** START OF RECORD EXTRACTS **

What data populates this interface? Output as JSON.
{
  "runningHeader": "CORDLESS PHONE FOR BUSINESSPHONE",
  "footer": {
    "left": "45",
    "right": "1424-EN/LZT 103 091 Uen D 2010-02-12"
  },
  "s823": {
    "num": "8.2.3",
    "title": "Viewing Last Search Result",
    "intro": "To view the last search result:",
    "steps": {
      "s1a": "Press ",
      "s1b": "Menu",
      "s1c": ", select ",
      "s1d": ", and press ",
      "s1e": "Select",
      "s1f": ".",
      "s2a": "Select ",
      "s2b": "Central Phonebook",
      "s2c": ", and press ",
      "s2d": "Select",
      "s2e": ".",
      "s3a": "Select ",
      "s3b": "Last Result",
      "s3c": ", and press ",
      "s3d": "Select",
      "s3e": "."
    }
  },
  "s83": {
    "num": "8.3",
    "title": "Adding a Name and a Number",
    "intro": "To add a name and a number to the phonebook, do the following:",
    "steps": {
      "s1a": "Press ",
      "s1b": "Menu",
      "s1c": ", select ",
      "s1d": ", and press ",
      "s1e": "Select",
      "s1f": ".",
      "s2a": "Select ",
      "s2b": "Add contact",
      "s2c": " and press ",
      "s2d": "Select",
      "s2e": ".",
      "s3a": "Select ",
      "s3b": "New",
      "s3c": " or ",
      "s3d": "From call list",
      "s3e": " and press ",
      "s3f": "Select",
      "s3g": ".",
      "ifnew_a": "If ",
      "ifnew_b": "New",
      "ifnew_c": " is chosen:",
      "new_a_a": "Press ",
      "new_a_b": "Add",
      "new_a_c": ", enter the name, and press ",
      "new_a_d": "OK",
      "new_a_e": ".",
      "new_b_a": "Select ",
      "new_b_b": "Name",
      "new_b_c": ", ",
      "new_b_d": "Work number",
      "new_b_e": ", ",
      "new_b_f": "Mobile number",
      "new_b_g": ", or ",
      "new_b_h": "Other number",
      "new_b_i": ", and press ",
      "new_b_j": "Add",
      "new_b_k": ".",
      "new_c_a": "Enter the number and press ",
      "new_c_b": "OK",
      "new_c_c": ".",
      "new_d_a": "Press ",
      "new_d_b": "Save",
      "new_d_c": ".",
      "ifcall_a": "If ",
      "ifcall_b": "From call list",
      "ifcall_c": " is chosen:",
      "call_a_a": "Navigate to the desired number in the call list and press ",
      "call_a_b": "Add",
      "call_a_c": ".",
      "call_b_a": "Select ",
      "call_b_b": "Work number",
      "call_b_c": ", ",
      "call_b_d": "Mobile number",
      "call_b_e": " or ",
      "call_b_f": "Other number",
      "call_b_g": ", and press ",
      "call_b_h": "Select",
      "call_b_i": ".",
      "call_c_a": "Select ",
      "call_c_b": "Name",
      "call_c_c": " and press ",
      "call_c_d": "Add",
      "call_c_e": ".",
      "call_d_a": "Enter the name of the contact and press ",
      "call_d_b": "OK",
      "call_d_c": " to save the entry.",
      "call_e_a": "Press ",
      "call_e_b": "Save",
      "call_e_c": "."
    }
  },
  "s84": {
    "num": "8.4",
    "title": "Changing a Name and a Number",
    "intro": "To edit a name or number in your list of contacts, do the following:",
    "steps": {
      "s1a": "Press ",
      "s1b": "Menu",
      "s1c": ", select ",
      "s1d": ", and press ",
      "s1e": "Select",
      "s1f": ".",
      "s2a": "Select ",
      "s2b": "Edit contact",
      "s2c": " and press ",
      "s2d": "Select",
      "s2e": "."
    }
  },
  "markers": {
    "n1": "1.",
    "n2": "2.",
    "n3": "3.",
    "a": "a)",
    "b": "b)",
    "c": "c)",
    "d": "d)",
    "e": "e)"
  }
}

** END OF RECORD EXTRACTS **

◆ **AIM OF THE EXERCISE**: Copy each line from the records above that includes the string "Work".

◆ **SOLUTION FOR THIS TASK**:
      "new_b_d": "Work number",
      "call_b_b": "Work number",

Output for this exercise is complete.